__Records from a dataset__:

........

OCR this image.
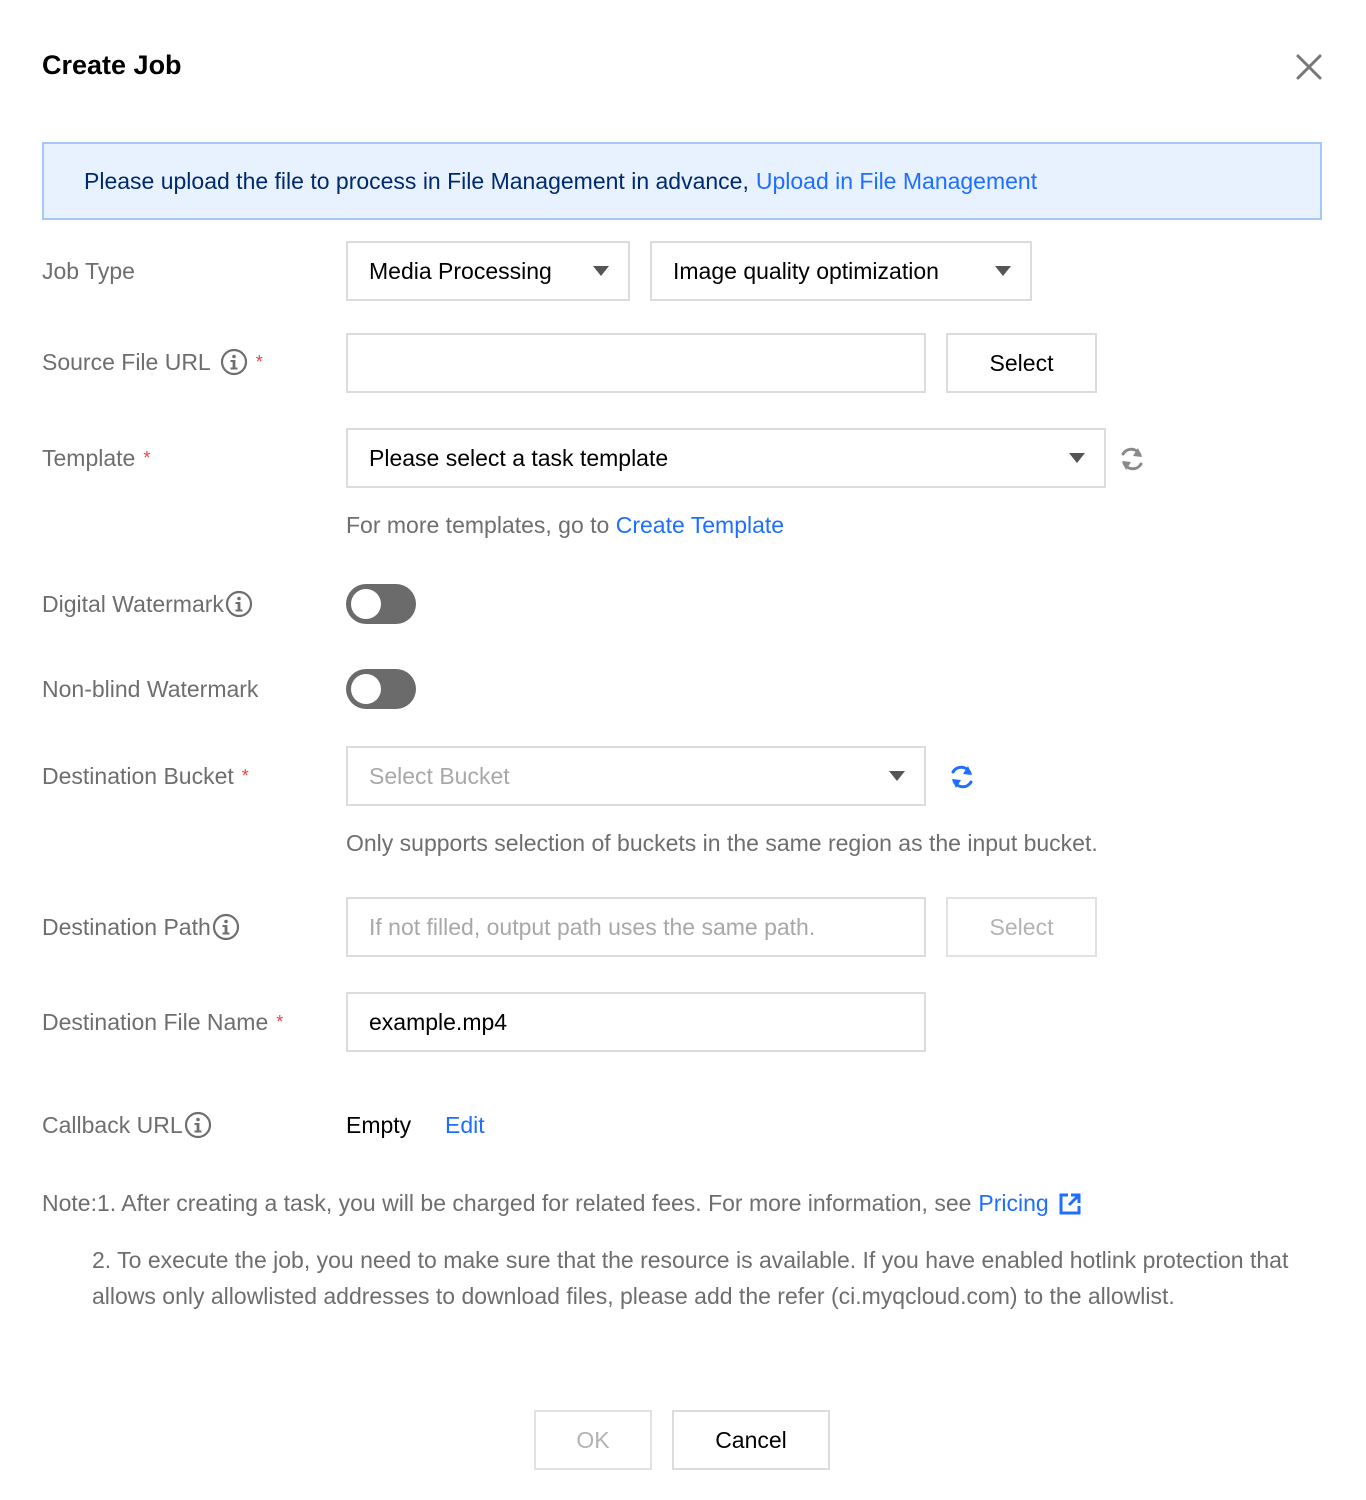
Create Job
Please upload the file to process in File Management in advance, Upload in File Management
Job Type	Media Processing	Image quality optimization
Source File URL	*	Select
Template *	Please select a task template
For more templates, go to Create Template
Digital Watermark
Non-blind Watermark
Destination Bucket *	Select Bucket
Only supports selection of buckets in the same region as the input bucket.
Destination Path	If not filled, output path uses the same path.	Select
Destination File Name *	example.mp4
Callback URL	Empty Edit
Note: 1. After creating a task, you will be charged for related fees. For more information, see Pricing
2. To execute the job, you need to make sure that the resource is available. If you have enabled hotlink protection that allows only allowlisted addresses to download files, please add the refer (ci.myqcloud.com) to the allowlist.
OK	Cancel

........

__Directive__: The pictures should not appear in the copy; every other part of the records above must be returned exactly.

__The result__:
OCR this image.
Create Job
Please upload the file to process in File Management in advance, Upload in File Management
Job Type	Media Processing	Image quality optimization
Source File URL	*	Select
Template *	Please select a task template
For more templates, go to Create Template
Digital Watermark
Non-blind Watermark
Destination Bucket *	Select Bucket
Only supports selection of buckets in the same region as the input bucket.
Destination Path	If not filled, output path uses the same path.	Select
Destination File Name *	example.mp4
Callback URL	Empty Edit
Note: 1. After creating a task, you will be charged for related fees. For more information, see Pricing
2. To execute the job, you need to make sure that the resource is available. If you have enabled hotlink protection that allows only allowlisted addresses to download files, please add the refer (ci.myqcloud.com) to the allowlist.
OK	Cancel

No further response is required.